-- START Dataset records --

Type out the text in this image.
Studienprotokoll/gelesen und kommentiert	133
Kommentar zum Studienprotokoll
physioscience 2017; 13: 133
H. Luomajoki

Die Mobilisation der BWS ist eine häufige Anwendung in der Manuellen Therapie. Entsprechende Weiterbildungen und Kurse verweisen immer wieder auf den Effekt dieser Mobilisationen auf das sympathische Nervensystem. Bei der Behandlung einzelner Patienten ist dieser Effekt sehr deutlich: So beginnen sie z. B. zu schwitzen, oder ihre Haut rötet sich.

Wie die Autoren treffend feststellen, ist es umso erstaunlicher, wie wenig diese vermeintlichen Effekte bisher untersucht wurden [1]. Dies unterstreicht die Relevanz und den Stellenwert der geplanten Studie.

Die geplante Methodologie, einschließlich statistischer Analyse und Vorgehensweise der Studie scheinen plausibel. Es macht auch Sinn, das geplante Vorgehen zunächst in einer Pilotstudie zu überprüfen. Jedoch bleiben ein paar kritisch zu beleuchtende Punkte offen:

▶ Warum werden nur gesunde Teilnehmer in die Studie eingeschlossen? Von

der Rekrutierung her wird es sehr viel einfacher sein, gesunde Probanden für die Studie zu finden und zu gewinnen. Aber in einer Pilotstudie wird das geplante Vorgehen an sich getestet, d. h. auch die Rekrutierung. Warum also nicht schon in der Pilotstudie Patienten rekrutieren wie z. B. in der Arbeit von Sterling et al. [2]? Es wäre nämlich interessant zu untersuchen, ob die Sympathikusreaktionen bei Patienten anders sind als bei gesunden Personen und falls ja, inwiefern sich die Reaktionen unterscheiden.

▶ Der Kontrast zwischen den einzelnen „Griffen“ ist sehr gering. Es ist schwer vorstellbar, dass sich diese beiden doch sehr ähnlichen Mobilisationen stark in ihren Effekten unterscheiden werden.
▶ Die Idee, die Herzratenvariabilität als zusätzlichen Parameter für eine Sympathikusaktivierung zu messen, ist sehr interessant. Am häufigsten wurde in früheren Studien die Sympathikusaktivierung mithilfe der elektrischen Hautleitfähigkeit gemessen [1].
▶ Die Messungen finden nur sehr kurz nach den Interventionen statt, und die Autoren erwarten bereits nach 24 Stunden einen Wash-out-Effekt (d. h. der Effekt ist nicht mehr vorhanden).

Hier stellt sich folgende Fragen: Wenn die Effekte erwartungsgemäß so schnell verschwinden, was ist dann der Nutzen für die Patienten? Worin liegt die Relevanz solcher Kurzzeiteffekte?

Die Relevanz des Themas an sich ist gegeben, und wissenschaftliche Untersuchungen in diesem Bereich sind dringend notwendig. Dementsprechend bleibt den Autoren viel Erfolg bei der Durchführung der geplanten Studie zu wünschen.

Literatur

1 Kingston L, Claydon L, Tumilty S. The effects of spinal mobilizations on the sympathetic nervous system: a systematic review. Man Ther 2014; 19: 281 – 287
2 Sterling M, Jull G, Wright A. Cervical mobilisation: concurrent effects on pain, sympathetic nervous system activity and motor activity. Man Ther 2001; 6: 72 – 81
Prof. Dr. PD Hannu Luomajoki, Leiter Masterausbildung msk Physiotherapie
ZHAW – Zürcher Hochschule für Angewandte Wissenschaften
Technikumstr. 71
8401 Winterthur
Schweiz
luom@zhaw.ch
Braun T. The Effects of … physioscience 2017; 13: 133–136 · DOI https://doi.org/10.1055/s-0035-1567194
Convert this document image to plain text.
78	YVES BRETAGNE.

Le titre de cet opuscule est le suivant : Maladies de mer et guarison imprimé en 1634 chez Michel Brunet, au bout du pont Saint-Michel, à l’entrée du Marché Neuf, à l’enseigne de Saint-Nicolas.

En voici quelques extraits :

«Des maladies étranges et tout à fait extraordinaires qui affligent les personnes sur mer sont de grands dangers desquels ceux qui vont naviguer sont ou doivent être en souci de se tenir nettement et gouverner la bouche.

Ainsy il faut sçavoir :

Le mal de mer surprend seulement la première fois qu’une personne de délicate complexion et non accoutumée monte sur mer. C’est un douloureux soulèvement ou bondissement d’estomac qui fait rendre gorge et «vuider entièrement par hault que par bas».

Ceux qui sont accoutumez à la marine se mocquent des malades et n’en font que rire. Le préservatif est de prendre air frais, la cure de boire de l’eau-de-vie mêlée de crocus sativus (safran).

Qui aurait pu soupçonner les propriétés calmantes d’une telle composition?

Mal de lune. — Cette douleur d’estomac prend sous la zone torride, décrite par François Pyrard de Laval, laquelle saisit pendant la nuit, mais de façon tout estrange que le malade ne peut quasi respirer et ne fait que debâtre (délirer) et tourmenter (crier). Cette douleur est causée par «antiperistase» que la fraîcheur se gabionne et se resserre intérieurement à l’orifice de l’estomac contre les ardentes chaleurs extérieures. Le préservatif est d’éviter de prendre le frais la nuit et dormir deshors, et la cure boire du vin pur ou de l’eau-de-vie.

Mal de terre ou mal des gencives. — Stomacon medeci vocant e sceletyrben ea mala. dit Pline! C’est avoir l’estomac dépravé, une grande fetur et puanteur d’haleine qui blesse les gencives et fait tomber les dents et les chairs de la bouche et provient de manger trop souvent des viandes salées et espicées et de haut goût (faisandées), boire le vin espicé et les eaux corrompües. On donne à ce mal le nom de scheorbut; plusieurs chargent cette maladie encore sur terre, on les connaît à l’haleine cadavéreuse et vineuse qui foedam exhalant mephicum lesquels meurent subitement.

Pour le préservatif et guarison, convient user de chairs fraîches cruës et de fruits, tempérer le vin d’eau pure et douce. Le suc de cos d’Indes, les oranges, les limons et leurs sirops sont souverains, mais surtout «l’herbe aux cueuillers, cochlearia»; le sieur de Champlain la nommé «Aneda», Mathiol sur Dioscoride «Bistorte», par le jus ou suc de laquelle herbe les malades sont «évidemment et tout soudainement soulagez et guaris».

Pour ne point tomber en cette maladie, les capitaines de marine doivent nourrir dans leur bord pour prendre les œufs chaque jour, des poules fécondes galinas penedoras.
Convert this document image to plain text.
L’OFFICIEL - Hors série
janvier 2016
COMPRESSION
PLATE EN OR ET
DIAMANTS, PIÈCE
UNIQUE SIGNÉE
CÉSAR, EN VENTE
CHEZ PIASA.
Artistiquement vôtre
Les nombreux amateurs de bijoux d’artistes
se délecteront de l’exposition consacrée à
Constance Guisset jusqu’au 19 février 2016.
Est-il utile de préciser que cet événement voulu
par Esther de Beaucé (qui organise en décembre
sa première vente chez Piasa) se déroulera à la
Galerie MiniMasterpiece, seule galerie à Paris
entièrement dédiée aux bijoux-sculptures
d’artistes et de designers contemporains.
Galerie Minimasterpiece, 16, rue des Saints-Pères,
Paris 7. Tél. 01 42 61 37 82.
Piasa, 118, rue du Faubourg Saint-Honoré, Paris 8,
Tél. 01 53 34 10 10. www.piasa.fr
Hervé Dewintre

-- END Dataset records --

● Task to carry out
Indicate how many lines of the material contain the string "tomber", giving the number and nothing more.

● Problem solution
2